Where a line in the listing contains the string "websites", copy that line out.

* START *

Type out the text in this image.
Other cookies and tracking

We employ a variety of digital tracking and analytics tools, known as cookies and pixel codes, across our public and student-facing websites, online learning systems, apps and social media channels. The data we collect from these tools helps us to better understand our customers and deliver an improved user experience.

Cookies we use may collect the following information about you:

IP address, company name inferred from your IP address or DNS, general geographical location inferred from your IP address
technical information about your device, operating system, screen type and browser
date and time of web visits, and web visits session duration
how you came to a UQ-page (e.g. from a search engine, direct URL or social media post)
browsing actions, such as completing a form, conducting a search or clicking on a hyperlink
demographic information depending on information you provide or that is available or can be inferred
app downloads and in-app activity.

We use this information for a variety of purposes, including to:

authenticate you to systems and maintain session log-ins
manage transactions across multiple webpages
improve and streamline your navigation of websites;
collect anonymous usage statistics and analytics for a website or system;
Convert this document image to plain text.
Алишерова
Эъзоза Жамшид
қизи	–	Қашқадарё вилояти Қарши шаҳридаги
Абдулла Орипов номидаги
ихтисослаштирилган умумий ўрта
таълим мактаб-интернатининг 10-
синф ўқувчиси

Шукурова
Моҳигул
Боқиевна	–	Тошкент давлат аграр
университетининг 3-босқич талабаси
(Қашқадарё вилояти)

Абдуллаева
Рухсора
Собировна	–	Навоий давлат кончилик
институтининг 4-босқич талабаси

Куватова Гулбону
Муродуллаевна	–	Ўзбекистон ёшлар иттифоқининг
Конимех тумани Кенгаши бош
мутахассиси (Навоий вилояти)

* END *

▶ [Written solution]:
We employ a variety of digital tracking and analytics tools, known as cookies and pixel codes, across our public and student-facing websites, online learning systems, apps and social media channels. The data we collect from these tools helps us to better understand our customers and deliver an improved user experience.
improve and streamline your navigation of websites;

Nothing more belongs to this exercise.